↓↓↓

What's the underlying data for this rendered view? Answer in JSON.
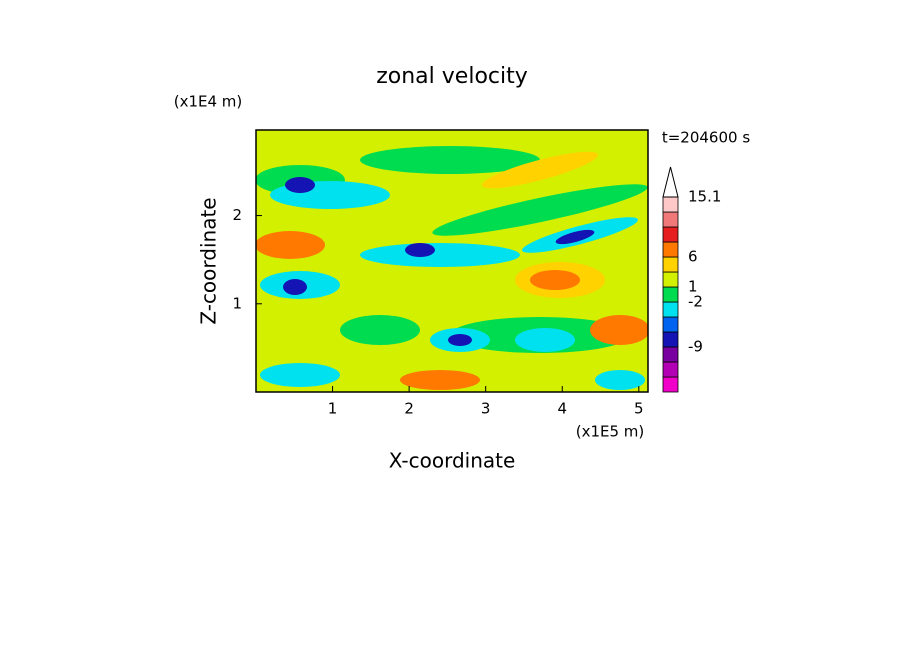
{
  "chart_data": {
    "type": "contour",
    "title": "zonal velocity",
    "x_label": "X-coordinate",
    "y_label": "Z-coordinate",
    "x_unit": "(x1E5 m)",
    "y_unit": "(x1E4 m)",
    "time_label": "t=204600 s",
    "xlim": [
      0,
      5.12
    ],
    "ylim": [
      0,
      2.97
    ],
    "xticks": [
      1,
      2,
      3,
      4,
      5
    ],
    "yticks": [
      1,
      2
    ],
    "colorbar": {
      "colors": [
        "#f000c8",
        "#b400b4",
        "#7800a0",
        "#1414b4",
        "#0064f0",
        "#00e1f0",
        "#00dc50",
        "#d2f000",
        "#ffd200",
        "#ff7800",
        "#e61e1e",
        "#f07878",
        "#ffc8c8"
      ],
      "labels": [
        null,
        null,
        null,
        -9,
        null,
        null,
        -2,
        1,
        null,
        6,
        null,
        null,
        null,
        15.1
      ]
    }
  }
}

↑↑↑

Given request: Gather, from the listing above, every line carrying the word "coordinate".

Answer:
    "x_label": "X-coordinate",
    "y_label": "Z-coordinate",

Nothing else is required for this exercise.